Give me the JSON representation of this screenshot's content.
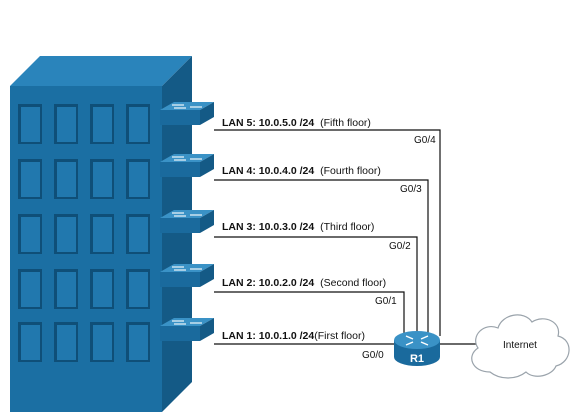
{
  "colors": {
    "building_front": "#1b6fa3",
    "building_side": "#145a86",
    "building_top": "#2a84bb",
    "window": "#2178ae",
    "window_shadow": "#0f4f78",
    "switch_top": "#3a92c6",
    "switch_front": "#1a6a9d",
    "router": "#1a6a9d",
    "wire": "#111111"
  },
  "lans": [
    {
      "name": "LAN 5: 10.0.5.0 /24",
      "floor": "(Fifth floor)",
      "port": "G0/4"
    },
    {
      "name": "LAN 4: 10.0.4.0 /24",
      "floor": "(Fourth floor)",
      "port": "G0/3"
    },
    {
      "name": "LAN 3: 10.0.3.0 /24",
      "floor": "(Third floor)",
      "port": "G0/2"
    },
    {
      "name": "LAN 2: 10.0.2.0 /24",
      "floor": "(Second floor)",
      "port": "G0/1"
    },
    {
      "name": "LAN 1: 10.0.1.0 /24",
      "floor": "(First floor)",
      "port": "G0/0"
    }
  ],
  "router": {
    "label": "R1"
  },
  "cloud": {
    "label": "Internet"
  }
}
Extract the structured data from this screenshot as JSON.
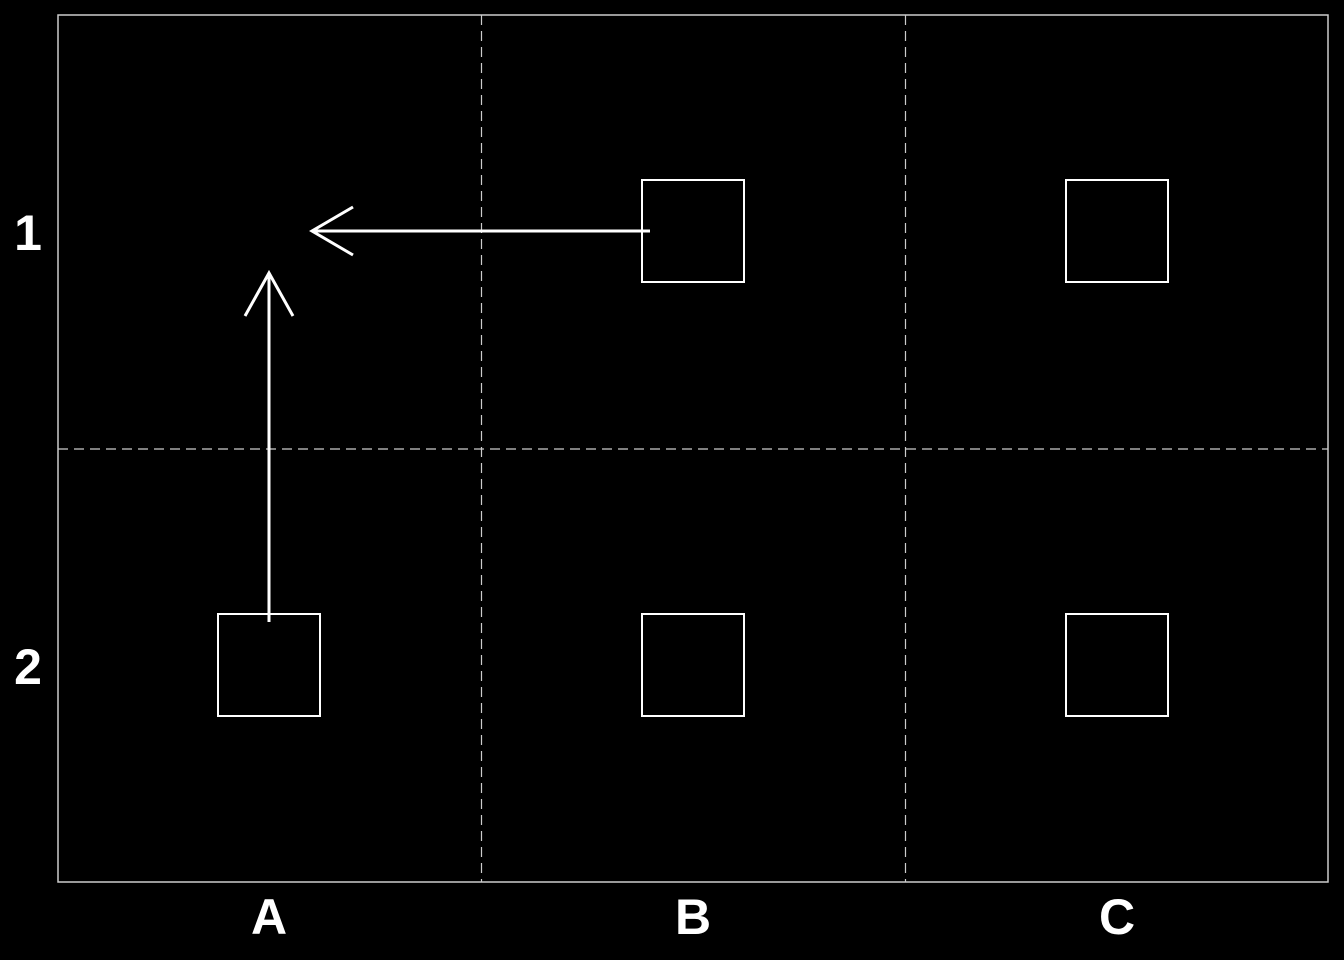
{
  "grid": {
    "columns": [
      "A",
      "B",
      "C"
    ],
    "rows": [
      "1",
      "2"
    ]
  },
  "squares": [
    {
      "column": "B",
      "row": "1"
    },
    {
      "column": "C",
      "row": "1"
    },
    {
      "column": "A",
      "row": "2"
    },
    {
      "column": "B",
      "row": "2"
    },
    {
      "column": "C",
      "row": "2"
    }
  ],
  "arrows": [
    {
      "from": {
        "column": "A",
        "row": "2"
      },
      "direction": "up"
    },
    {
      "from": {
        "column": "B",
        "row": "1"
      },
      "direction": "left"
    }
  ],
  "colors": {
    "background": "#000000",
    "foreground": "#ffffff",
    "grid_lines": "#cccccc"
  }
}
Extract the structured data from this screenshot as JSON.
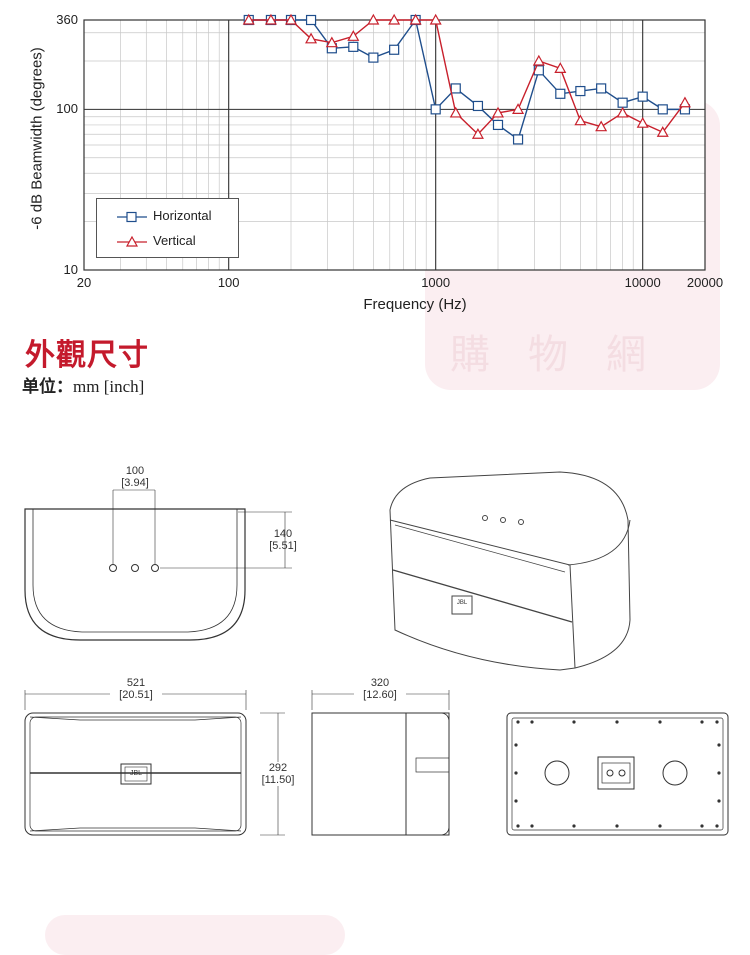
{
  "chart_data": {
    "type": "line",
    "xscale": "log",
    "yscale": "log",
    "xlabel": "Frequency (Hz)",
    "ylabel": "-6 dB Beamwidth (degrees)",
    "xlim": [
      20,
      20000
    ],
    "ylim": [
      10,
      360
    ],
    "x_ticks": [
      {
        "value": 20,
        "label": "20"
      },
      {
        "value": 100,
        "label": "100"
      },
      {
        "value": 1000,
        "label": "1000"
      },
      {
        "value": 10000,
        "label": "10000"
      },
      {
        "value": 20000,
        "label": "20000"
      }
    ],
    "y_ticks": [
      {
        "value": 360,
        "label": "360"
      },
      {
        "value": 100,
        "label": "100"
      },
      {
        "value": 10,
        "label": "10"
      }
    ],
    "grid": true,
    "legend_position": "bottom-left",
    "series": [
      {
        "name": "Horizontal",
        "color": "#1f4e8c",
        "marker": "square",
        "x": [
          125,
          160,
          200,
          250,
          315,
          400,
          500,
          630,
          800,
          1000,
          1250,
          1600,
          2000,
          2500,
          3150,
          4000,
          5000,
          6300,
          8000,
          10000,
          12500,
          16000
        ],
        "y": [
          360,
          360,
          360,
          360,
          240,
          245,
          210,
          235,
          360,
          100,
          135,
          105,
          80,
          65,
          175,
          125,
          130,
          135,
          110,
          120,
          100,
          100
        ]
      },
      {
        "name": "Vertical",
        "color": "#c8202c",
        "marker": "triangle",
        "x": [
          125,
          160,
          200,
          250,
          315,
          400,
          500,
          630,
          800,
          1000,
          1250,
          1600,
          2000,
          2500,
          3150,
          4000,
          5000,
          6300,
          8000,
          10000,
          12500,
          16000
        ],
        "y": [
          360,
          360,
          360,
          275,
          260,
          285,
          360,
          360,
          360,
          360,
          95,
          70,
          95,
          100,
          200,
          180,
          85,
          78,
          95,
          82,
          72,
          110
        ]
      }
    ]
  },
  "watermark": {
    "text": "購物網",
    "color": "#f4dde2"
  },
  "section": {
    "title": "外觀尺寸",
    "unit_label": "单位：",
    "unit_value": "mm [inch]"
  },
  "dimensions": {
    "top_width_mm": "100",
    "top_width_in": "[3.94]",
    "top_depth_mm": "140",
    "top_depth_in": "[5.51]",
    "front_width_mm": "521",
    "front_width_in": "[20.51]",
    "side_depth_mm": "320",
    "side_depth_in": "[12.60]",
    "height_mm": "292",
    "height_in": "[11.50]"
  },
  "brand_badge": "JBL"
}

- [WHAT TO PRODUCE]: Output all of the records exactly as they appear above, but not the pictures.

- [ANSWER IN FULL]:
Give me the JSON representation of this screenshot's content.
{
  "colors": {
    "building_front": "#1b6fa3",
    "building_side": "#145a86",
    "building_top": "#2a84bb",
    "window": "#2178ae",
    "window_shadow": "#0f4f78",
    "switch_top": "#3a92c6",
    "switch_front": "#1a6a9d",
    "router": "#1a6a9d",
    "wire": "#111111"
  },
  "lans": [
    {
      "name": "LAN 5: 10.0.5.0 /24",
      "floor": "(Fifth floor)",
      "port": "G0/4"
    },
    {
      "name": "LAN 4: 10.0.4.0 /24",
      "floor": "(Fourth floor)",
      "port": "G0/3"
    },
    {
      "name": "LAN 3: 10.0.3.0 /24",
      "floor": "(Third floor)",
      "port": "G0/2"
    },
    {
      "name": "LAN 2: 10.0.2.0 /24",
      "floor": "(Second floor)",
      "port": "G0/1"
    },
    {
      "name": "LAN 1: 10.0.1.0 /24",
      "floor": "(First floor)",
      "port": "G0/0"
    }
  ],
  "router": {
    "label": "R1"
  },
  "cloud": {
    "label": "Internet"
  }
}
Extract the structured data from this screenshot as JSON.
{
  "grid": {
    "columns": [
      "A",
      "B",
      "C"
    ],
    "rows": [
      "1",
      "2"
    ]
  },
  "squares": [
    {
      "column": "B",
      "row": "1"
    },
    {
      "column": "C",
      "row": "1"
    },
    {
      "column": "A",
      "row": "2"
    },
    {
      "column": "B",
      "row": "2"
    },
    {
      "column": "C",
      "row": "2"
    }
  ],
  "arrows": [
    {
      "from": {
        "column": "A",
        "row": "2"
      },
      "direction": "up"
    },
    {
      "from": {
        "column": "B",
        "row": "1"
      },
      "direction": "left"
    }
  ],
  "colors": {
    "background": "#000000",
    "foreground": "#ffffff",
    "grid_lines": "#cccccc"
  }
}
Extract the structured data from this screenshot as JSON.
{
  "chart_data": {
    "type": "line",
    "xscale": "log",
    "yscale": "log",
    "xlabel": "Frequency (Hz)",
    "ylabel": "-6 dB Beamwidth (degrees)",
    "xlim": [
      20,
      20000
    ],
    "ylim": [
      10,
      360
    ],
    "x_ticks": [
      {
        "value": 20,
        "label": "20"
      },
      {
        "value": 100,
        "label": "100"
      },
      {
        "value": 1000,
        "label": "1000"
      },
      {
        "value": 10000,
        "label": "10000"
      },
      {
        "value": 20000,
        "label": "20000"
      }
    ],
    "y_ticks": [
      {
        "value": 360,
        "label": "360"
      },
      {
        "value": 100,
        "label": "100"
      },
      {
        "value": 10,
        "label": "10"
      }
    ],
    "grid": true,
    "legend_position": "bottom-left",
    "series": [
      {
        "name": "Horizontal",
        "color": "#1f4e8c",
        "marker": "square",
        "x": [
          125,
          160,
          200,
          250,
          315,
          400,
          500,
          630,
          800,
          1000,
          1250,
          1600,
          2000,
          2500,
          3150,
          4000,
          5000,
          6300,
          8000,
          10000,
          12500,
          16000
        ],
        "y": [
          360,
          360,
          360,
          360,
          240,
          245,
          210,
          235,
          360,
          100,
          135,
          105,
          80,
          65,
          175,
          125,
          130,
          135,
          110,
          120,
          100,
          100
        ]
      },
      {
        "name": "Vertical",
        "color": "#c8202c",
        "marker": "triangle",
        "x": [
          125,
          160,
          200,
          250,
          315,
          400,
          500,
          630,
          800,
          1000,
          1250,
          1600,
          2000,
          2500,
          3150,
          4000,
          5000,
          6300,
          8000,
          10000,
          12500,
          16000
        ],
        "y": [
          360,
          360,
          360,
          275,
          260,
          285,
          360,
          360,
          360,
          360,
          95,
          70,
          95,
          100,
          200,
          180,
          85,
          78,
          95,
          82,
          72,
          110
        ]
      }
    ]
  },
  "watermark": {
    "text": "購物網",
    "color": "#f4dde2"
  },
  "section": {
    "title": "外觀尺寸",
    "unit_label": "单位：",
    "unit_value": "mm [inch]"
  },
  "dimensions": {
    "top_width_mm": "100",
    "top_width_in": "[3.94]",
    "top_depth_mm": "140",
    "top_depth_in": "[5.51]",
    "front_width_mm": "521",
    "front_width_in": "[20.51]",
    "side_depth_mm": "320",
    "side_depth_in": "[12.60]",
    "height_mm": "292",
    "height_in": "[11.50]"
  },
  "brand_badge": "JBL"
}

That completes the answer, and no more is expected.